:: Your task ::
Render the listing below as a Markdown table with the columns "Row" and "Line." Give each nonblank line its own row, numbered in order, and skip the blank lines.

:: Source data ::
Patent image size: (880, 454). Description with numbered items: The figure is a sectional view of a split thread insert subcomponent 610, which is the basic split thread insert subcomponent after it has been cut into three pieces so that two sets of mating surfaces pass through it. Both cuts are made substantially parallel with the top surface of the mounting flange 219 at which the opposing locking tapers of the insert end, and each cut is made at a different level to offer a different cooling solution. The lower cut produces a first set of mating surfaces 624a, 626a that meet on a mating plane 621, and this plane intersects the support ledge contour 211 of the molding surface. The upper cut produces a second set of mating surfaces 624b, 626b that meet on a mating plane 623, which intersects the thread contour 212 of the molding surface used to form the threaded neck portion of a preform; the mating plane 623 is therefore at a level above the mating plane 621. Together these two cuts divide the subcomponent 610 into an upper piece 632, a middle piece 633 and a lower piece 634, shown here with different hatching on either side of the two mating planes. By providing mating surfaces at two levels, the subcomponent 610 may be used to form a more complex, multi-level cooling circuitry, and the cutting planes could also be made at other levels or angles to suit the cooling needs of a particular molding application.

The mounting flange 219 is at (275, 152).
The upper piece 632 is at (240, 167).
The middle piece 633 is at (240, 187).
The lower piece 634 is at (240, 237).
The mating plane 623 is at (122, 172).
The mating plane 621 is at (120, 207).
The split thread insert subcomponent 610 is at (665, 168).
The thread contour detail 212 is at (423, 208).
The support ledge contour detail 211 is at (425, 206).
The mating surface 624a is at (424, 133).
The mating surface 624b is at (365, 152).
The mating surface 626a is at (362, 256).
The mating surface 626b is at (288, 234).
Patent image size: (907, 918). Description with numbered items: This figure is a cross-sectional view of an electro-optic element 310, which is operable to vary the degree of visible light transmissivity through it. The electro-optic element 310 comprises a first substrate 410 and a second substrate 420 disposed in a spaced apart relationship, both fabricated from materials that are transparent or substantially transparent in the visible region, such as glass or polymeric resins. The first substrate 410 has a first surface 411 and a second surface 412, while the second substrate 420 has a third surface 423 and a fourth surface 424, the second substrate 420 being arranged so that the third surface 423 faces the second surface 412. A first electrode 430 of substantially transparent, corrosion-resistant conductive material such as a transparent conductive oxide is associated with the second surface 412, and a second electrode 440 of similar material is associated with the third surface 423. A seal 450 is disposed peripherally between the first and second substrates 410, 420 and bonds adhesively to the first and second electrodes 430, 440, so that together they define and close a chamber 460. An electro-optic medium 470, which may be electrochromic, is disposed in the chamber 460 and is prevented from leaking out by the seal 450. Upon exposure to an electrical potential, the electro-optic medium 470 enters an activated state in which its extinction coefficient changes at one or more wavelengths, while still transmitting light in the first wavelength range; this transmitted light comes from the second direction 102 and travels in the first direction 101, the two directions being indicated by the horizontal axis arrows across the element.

:: Answer ::
| Row | Line |
|---|---|
| 1 | Patent image size: (880, 454). Description with numbered items: The figure is a sectional view of a split thread insert subcomponent 610, which is the basic split thread insert subcomponent after it has been cut into three pieces so that two sets of mating surfaces pass through it. Both cuts are made substantially parallel with the top surface of the mounting flange 219 at which the opposing locking tapers of the insert end, and each cut is made at a different level to offer a different cooling solution. The lower cut produces a first set of mating surfaces 624a, 626a that meet on a mating plane 621, and this plane intersects the support ledge contour 211 of the molding surface. The upper cut produces a second set of mating surfaces 624b, 626b that meet on a mating plane 623, which intersects the thread contour 212 of the molding surface used to form the threaded neck portion of a preform; the mating plane 623 is therefore at a level above the mating plane 621. Together these two cuts divide the subcomponent 610 into an upper piece 632, a middle piece 633 and a lower piece 634, shown here with different hatching on either side of the two mating planes. By providing mating surfaces at two levels, the subcomponent 610 may be used to form a more complex, multi-level cooling circuitry, and the cutting planes could also be made at other levels or angles to suit the cooling needs of a particular molding application. |
| 2 | The mounting flange 219 is at (275, 152). |
| 3 | The upper piece 632 is at (240, 167). |
| 4 | The middle piece 633 is at (240, 187). |
| 5 | The lower piece 634 is at (240, 237). |
| 6 | The mating plane 623 is at (122, 172). |
| 7 | The mating plane 621 is at (120, 207). |
| 8 | The split thread insert subcomponent 610 is at (665, 168). |
| 9 | The thread contour detail 212 is at (423, 208). |
| 10 | The support ledge contour detail 211 is at (425, 206). |
| 11 | The mating surface 624a is at (424, 133). |
| 12 | The mating surface 624b is at (365, 152). |
| 13 | The mating surface 626a is at (362, 256). |
| 14 | The mating surface 626b is at (288, 234). |
| 15 | Patent image size: (907, 918). Description with numbered items: This figure is a cross-sectional view of an electro-optic element 310, which is operable to vary the degree of visible light transmissivity through it. The electro-optic element 310 comprises a first substrate 410 and a second substrate 420 disposed in a spaced apart relationship, both fabricated from materials that are transparent or substantially transparent in the visible region, such as glass or polymeric resins. The first substrate 410 has a first surface 411 and a second surface 412, while the second substrate 420 has a third surface 423 and a fourth surface 424, the second substrate 420 being arranged so that the third surface 423 faces the second surface 412. A first electrode 430 of substantially transparent, corrosion-resistant conductive material such as a transparent conductive oxide is associated with the second surface 412, and a second electrode 440 of similar material is associated with the third surface 423. A seal 450 is disposed peripherally between the first and second substrates 410, 420 and bonds adhesively to the first and second electrodes 430, 440, so that together they define and close a chamber 460. An electro-optic medium 470, which may be electrochromic, is disposed in the chamber 460 and is prevented from leaking out by the seal 450. Upon exposure to an electrical potential, the electro-optic medium 470 enters an activated state in which its extinction coefficient changes at one or more wavelengths, while still transmitting light in the first wavelength range; this transmitted light comes from the second direction 102 and travels in the first direction 101, the two directions being indicated by the horizontal axis arrows across the element. |